Do this: Search the listing below for the string "Freitag" and show each line that contains it.

▽

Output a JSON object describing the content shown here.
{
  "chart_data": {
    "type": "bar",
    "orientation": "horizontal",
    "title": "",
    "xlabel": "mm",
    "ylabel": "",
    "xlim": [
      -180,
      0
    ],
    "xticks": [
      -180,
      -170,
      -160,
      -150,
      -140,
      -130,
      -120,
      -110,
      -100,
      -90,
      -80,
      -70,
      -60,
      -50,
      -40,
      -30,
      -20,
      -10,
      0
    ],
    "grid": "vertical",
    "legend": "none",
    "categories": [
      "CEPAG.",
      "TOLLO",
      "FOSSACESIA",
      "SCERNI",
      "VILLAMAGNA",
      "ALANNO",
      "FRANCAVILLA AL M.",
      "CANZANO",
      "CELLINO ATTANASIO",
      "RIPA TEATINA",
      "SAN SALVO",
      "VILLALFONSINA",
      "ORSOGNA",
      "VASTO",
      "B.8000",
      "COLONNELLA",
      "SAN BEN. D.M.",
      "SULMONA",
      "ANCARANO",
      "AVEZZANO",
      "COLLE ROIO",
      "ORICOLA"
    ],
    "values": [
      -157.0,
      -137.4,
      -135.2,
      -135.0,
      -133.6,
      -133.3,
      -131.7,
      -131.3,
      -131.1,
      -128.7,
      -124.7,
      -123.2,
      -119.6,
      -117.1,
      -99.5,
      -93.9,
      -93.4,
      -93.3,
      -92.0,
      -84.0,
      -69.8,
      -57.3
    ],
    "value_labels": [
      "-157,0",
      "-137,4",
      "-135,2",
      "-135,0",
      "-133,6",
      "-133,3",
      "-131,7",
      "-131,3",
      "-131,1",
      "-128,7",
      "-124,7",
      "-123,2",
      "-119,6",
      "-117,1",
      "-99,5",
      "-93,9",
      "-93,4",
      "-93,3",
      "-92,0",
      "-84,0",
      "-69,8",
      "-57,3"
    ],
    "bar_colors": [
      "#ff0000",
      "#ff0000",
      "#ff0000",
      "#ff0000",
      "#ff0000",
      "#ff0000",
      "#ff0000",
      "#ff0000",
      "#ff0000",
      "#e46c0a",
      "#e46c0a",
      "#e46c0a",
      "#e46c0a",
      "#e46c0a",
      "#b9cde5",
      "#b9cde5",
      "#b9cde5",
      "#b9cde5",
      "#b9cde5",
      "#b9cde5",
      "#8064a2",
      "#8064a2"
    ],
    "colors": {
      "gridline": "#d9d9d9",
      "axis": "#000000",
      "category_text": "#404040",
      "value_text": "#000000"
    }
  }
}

△
▽

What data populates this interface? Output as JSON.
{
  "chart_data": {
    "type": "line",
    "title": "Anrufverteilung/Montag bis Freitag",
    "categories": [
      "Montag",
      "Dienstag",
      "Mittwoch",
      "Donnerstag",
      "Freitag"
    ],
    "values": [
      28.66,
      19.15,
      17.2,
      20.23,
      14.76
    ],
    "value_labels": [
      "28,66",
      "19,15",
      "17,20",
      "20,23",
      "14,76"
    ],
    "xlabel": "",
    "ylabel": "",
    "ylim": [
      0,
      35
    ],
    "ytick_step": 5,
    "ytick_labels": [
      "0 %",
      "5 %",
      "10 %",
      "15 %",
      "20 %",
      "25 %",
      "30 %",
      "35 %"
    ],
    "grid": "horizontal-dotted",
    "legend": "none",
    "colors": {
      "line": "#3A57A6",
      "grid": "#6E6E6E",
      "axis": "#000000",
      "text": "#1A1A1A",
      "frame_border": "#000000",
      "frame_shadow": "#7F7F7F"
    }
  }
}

△

Solution below:
    "title": "Anrufverteilung/Montag bis Freitag",
      "Freitag"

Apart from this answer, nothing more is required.